*Written request*: Scan the material below for lines with the word "JSON" and report how many there are, with nothing added.

*Provided data*:
------------------------

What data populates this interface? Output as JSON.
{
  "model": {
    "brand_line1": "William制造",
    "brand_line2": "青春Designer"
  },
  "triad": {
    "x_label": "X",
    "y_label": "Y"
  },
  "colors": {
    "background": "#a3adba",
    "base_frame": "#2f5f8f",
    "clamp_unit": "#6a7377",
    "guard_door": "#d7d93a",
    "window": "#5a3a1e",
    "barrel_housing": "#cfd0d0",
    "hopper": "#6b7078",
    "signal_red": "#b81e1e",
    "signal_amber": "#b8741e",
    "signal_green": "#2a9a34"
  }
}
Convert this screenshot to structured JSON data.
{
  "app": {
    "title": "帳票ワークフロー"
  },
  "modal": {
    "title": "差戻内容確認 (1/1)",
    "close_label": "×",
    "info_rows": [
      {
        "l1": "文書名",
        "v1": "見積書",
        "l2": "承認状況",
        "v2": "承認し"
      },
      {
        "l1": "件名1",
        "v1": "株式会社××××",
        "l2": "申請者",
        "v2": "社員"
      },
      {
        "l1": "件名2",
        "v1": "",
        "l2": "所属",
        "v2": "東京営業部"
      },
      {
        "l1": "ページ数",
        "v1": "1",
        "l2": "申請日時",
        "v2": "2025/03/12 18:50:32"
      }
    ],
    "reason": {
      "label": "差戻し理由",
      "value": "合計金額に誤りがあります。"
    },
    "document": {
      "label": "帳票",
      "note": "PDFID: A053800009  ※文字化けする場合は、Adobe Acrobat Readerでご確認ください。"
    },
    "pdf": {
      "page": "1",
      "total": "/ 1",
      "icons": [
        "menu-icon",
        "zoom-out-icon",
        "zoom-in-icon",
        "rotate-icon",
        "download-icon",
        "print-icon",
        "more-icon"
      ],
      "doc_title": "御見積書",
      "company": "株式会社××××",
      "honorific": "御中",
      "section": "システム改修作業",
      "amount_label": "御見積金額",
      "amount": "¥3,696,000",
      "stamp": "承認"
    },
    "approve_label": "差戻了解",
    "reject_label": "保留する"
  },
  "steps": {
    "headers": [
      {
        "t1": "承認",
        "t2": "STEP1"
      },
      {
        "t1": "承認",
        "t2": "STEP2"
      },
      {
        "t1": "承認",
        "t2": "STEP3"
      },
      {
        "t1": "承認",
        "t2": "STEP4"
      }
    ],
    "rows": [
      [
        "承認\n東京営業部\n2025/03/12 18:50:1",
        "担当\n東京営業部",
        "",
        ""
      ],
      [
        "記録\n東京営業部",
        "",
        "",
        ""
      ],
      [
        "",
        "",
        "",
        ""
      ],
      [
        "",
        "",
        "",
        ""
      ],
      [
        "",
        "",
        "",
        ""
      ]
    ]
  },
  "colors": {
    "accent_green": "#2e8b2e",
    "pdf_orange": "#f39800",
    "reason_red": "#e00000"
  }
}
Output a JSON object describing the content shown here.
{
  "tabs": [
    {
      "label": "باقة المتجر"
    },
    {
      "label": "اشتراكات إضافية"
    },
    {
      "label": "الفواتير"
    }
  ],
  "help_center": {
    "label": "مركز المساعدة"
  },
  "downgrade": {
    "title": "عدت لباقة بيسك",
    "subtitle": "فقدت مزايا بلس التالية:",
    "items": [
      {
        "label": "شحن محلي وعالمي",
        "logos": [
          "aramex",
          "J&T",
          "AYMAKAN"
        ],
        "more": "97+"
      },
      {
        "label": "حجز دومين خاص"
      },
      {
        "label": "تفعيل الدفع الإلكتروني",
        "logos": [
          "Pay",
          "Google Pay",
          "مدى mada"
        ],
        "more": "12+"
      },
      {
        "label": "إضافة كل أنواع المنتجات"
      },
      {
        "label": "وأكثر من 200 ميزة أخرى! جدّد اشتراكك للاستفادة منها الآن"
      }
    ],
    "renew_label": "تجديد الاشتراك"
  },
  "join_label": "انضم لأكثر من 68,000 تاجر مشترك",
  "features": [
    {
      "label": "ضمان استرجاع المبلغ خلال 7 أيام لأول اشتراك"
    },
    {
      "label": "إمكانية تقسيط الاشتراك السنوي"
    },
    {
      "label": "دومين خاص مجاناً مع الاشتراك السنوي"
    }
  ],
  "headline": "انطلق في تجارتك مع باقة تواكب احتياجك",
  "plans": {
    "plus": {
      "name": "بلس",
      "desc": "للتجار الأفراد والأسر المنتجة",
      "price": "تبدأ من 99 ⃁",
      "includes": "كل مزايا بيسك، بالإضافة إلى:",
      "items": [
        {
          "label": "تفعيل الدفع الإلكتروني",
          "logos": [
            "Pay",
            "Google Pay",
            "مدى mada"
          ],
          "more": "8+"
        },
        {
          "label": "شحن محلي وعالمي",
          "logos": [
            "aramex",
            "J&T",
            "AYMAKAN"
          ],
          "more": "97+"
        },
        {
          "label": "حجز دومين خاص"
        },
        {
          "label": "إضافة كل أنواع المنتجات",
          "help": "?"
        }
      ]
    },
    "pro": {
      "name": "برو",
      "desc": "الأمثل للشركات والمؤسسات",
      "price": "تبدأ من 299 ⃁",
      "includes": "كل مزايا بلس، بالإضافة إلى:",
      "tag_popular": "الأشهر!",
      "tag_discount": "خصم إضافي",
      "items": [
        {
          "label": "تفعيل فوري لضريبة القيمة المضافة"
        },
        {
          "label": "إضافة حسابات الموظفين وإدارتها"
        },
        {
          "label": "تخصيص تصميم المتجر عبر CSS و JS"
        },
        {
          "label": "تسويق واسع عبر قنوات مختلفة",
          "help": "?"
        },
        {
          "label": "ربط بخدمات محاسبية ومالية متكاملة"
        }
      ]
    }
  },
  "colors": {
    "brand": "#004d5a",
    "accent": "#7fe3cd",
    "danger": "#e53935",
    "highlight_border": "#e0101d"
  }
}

------------------------

*Answer to the problem*: 3